Data entries:
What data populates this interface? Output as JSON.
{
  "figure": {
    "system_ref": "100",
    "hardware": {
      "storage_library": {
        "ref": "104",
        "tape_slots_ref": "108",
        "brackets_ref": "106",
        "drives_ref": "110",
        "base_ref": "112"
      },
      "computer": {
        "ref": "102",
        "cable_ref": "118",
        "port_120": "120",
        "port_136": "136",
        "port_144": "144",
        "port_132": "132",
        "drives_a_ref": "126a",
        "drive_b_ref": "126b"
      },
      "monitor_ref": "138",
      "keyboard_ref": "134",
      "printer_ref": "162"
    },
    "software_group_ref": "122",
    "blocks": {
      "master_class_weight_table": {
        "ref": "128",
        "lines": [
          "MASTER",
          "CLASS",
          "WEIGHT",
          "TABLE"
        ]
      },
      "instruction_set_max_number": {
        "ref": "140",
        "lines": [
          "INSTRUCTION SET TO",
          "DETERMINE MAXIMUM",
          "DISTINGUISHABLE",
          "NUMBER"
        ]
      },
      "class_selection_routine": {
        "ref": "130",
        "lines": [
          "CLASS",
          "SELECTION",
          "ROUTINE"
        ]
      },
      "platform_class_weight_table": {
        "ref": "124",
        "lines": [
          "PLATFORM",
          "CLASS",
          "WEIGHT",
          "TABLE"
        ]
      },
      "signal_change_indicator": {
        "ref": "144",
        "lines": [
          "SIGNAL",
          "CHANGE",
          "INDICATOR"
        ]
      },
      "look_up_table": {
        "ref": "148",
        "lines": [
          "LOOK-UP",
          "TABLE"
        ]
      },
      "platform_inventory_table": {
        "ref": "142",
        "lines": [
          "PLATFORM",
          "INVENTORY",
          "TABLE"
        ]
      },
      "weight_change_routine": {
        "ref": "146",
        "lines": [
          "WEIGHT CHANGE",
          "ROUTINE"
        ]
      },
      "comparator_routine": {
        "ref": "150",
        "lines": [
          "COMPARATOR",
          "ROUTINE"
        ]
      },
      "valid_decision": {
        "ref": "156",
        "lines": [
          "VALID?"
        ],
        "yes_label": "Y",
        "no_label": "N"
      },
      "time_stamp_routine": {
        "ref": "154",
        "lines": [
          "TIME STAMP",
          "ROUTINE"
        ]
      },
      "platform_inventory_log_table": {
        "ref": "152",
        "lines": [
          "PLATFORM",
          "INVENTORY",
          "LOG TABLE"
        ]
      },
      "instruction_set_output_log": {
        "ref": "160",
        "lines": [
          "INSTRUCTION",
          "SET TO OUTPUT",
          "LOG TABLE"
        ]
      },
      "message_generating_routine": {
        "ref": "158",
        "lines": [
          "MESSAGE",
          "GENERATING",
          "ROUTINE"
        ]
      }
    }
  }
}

→ **What the task asks**:
Repeat the lines above exactly.

→ **Exercise solution**:
What data populates this interface? Output as JSON.
{
  "figure": {
    "system_ref": "100",
    "hardware": {
      "storage_library": {
        "ref": "104",
        "tape_slots_ref": "108",
        "brackets_ref": "106",
        "drives_ref": "110",
        "base_ref": "112"
      },
      "computer": {
        "ref": "102",
        "cable_ref": "118",
        "port_120": "120",
        "port_136": "136",
        "port_144": "144",
        "port_132": "132",
        "drives_a_ref": "126a",
        "drive_b_ref": "126b"
      },
      "monitor_ref": "138",
      "keyboard_ref": "134",
      "printer_ref": "162"
    },
    "software_group_ref": "122",
    "blocks": {
      "master_class_weight_table": {
        "ref": "128",
        "lines": [
          "MASTER",
          "CLASS",
          "WEIGHT",
          "TABLE"
        ]
      },
      "instruction_set_max_number": {
        "ref": "140",
        "lines": [
          "INSTRUCTION SET TO",
          "DETERMINE MAXIMUM",
          "DISTINGUISHABLE",
          "NUMBER"
        ]
      },
      "class_selection_routine": {
        "ref": "130",
        "lines": [
          "CLASS",
          "SELECTION",
          "ROUTINE"
        ]
      },
      "platform_class_weight_table": {
        "ref": "124",
        "lines": [
          "PLATFORM",
          "CLASS",
          "WEIGHT",
          "TABLE"
        ]
      },
      "signal_change_indicator": {
        "ref": "144",
        "lines": [
          "SIGNAL",
          "CHANGE",
          "INDICATOR"
        ]
      },
      "look_up_table": {
        "ref": "148",
        "lines": [
          "LOOK-UP",
          "TABLE"
        ]
      },
      "platform_inventory_table": {
        "ref": "142",
        "lines": [
          "PLATFORM",
          "INVENTORY",
          "TABLE"
        ]
      },
      "weight_change_routine": {
        "ref": "146",
        "lines": [
          "WEIGHT CHANGE",
          "ROUTINE"
        ]
      },
      "comparator_routine": {
        "ref": "150",
        "lines": [
          "COMPARATOR",
          "ROUTINE"
        ]
      },
      "valid_decision": {
        "ref": "156",
        "lines": [
          "VALID?"
        ],
        "yes_label": "Y",
        "no_label": "N"
      },
      "time_stamp_routine": {
        "ref": "154",
        "lines": [
          "TIME STAMP",
          "ROUTINE"
        ]
      },
      "platform_inventory_log_table": {
        "ref": "152",
        "lines": [
          "PLATFORM",
          "INVENTORY",
          "LOG TABLE"
        ]
      },
      "instruction_set_output_log": {
        "ref": "160",
        "lines": [
          "INSTRUCTION",
          "SET TO OUTPUT",
          "LOG TABLE"
        ]
      },
      "message_generating_routine": {
        "ref": "158",
        "lines": [
          "MESSAGE",
          "GENERATING",
          "ROUTINE"
        ]
      }
    }
  }
}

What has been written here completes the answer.